PROVIDED RECORDS -
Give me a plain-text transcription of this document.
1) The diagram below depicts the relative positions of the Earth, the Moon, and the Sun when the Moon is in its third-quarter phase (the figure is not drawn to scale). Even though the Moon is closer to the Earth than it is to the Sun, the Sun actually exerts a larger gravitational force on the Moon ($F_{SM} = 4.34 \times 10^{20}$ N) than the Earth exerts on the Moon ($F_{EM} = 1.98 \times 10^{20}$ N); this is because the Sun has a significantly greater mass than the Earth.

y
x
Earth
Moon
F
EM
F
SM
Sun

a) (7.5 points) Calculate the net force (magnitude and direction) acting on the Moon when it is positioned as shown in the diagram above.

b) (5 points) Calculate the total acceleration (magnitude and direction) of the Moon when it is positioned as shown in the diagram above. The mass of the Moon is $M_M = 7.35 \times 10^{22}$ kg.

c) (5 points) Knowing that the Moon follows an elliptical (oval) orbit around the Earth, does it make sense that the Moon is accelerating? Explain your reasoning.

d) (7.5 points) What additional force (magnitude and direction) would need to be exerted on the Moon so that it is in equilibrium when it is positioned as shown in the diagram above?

...

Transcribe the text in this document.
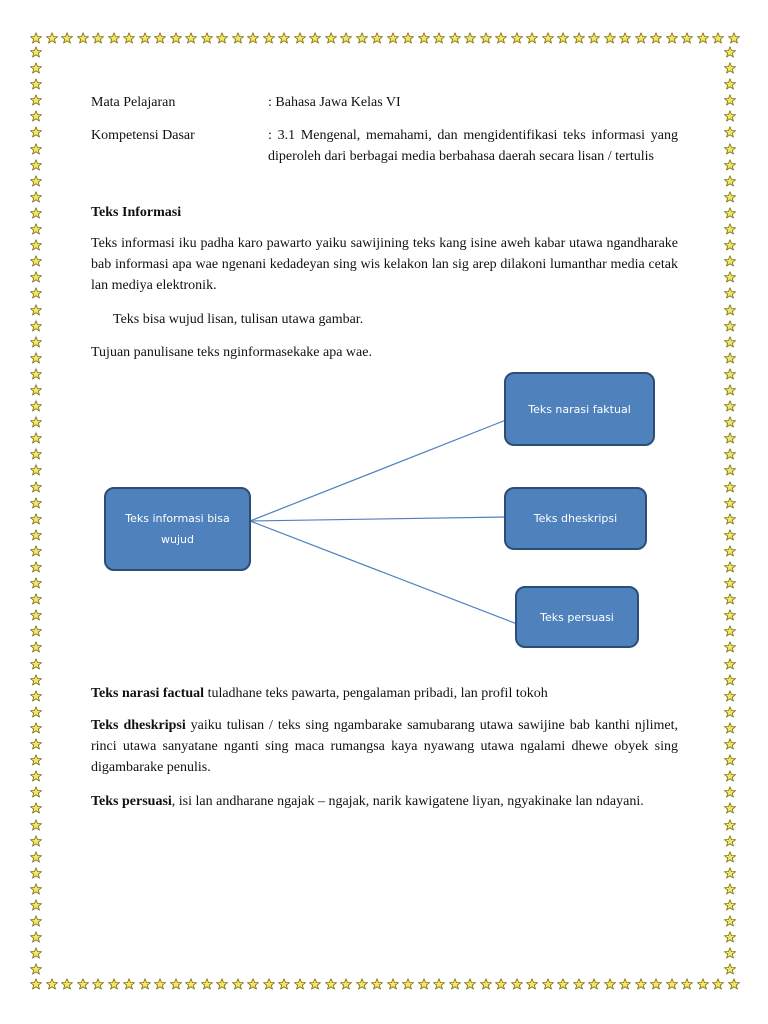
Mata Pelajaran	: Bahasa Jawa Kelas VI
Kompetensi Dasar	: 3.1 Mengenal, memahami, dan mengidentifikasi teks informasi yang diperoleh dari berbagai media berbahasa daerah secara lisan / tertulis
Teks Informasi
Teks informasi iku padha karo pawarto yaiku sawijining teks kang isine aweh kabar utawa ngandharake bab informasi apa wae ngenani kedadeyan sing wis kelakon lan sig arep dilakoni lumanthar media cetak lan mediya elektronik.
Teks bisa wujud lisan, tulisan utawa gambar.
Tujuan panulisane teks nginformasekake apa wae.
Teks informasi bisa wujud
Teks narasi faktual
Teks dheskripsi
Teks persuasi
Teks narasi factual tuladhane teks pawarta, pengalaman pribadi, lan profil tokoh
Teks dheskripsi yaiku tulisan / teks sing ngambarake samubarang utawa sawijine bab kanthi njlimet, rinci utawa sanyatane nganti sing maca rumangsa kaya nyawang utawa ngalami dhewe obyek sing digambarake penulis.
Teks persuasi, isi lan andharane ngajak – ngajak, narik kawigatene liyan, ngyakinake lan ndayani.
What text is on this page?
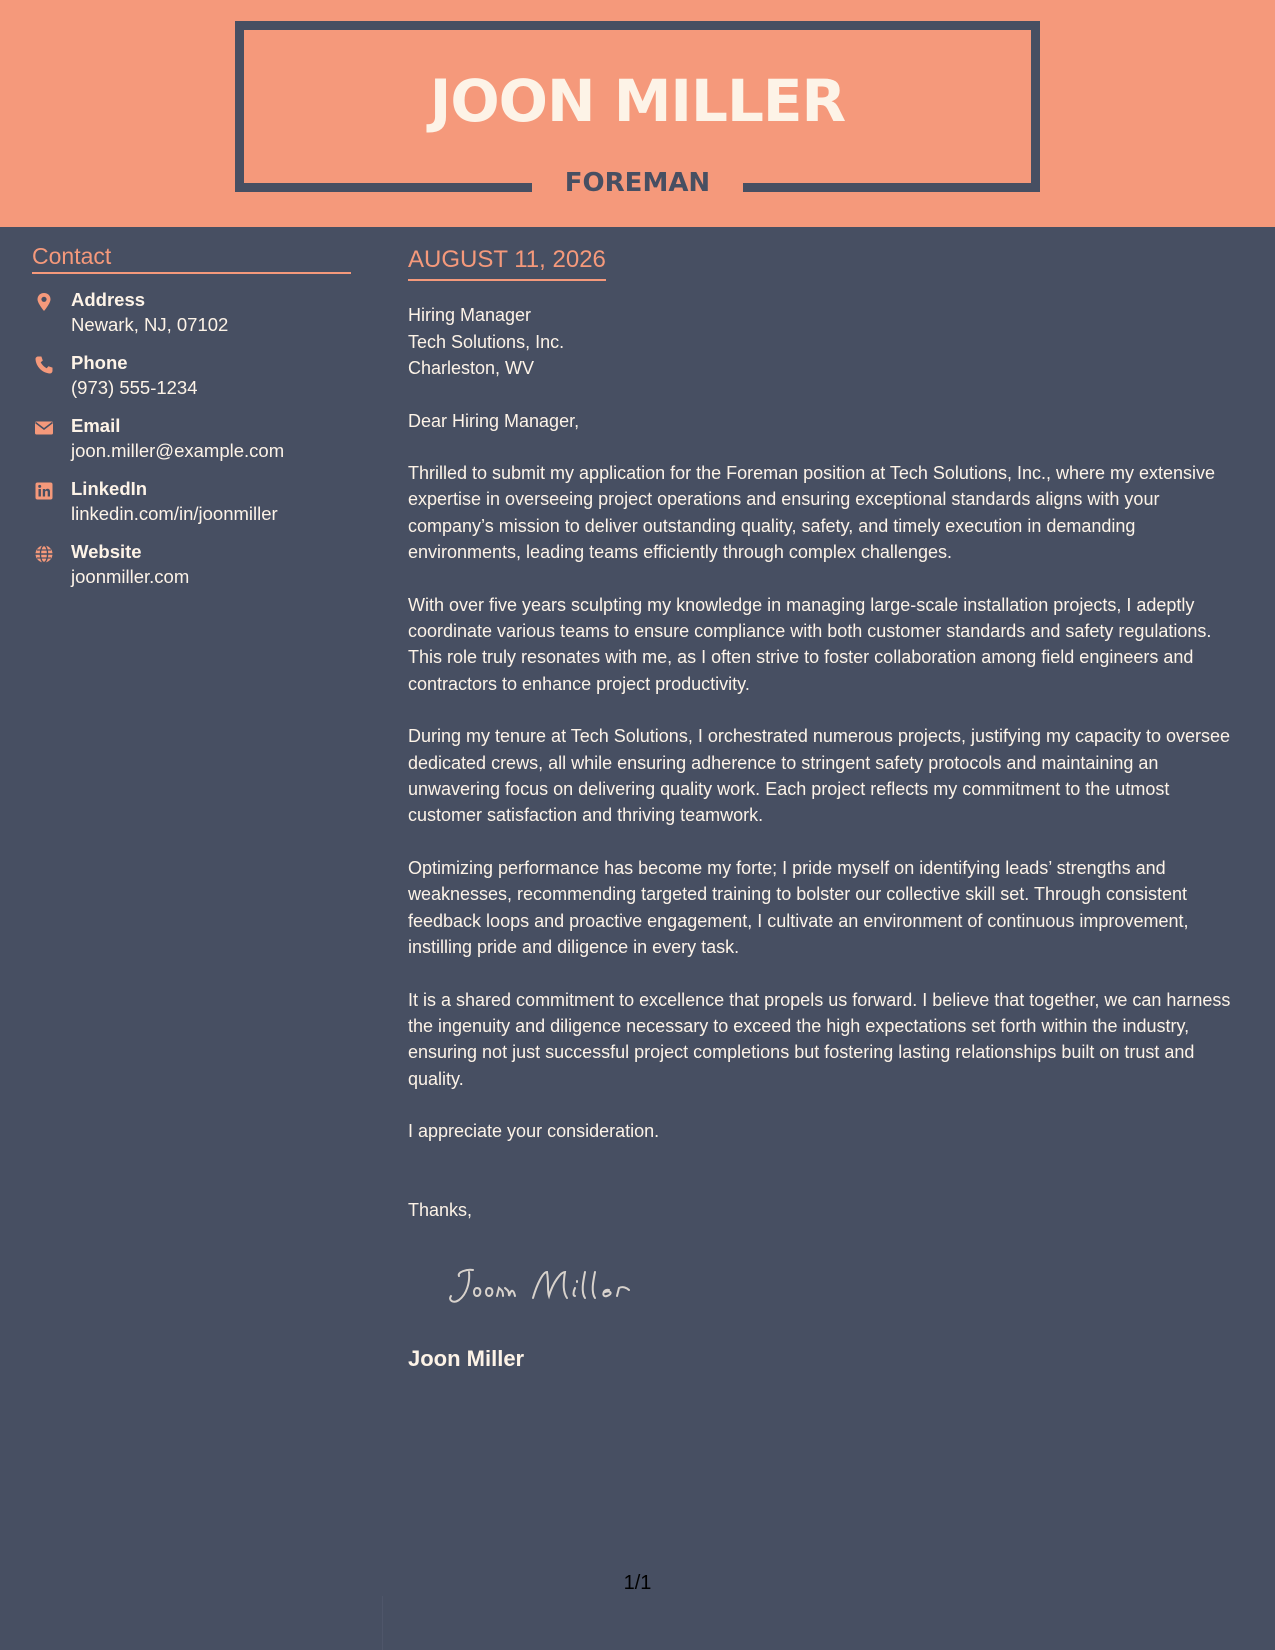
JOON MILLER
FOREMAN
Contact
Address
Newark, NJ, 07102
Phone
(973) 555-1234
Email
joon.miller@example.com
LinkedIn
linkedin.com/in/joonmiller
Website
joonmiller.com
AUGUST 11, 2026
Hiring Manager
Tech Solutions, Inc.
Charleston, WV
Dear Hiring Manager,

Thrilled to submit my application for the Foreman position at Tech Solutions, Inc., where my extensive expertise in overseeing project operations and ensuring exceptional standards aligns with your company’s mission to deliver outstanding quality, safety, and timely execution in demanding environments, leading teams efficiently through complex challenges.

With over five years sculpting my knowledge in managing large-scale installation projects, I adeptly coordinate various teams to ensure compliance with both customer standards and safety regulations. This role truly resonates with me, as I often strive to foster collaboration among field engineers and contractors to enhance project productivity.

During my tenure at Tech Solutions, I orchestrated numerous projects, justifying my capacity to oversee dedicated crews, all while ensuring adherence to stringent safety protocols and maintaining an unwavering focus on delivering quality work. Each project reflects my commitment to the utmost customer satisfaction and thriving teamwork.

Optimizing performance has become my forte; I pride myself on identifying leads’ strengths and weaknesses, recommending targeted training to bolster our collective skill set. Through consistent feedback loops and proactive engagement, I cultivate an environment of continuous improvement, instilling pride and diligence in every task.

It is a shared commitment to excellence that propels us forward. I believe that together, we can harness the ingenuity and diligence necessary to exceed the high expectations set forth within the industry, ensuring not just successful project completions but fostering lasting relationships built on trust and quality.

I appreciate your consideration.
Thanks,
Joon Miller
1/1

GIVEN TASK - Copy each line of the data above that holds "diligence".

SOLUTION FOR THIS TASK -
Optimizing performance has become my forte; I pride myself on identifying leads’ strengths and weaknesses, recommending targeted training to bolster our collective skill set. Through consistent feedback loops and proactive engagement, I cultivate an environment of continuous improvement, instilling pride and diligence in every task.
It is a shared commitment to excellence that propels us forward. I believe that together, we can harness the ingenuity and diligence necessary to exceed the high expectations set forth within the industry, ensuring not just successful project completions but fostering lasting relationships built on trust and quality.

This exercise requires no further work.